-- START Source data --
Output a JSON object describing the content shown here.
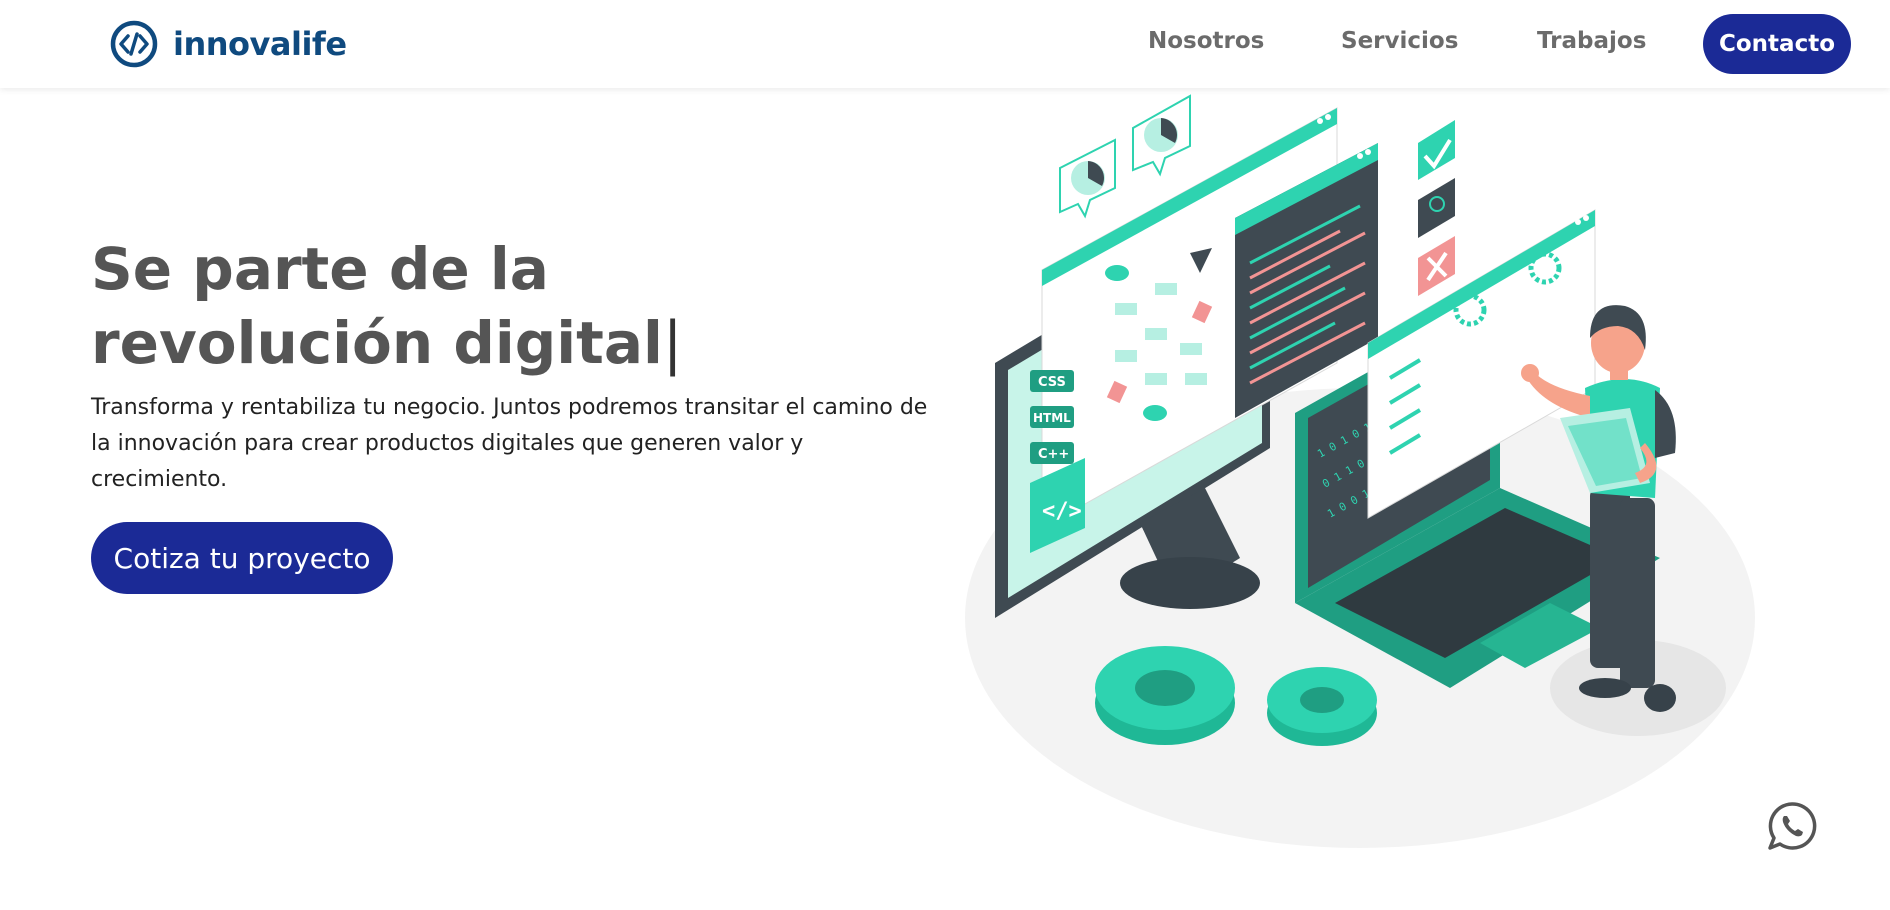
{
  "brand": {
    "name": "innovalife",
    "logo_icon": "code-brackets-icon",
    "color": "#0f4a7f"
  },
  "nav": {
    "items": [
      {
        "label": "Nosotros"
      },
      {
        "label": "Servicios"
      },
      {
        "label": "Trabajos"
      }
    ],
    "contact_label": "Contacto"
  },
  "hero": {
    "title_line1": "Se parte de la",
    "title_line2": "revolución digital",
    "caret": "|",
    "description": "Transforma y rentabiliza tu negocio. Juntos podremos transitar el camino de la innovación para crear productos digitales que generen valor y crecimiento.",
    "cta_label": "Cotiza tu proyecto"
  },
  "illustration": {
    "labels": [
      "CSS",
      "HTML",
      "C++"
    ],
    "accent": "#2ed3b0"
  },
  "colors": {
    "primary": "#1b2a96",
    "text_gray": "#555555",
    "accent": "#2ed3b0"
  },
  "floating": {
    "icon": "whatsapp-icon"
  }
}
-- END Source data --
Problem to work on :: Report each line in the preceding entries that holds the string "icon".

Complete response ::
    "logo_icon": "code-brackets-icon",
    "icon": "whatsapp-icon"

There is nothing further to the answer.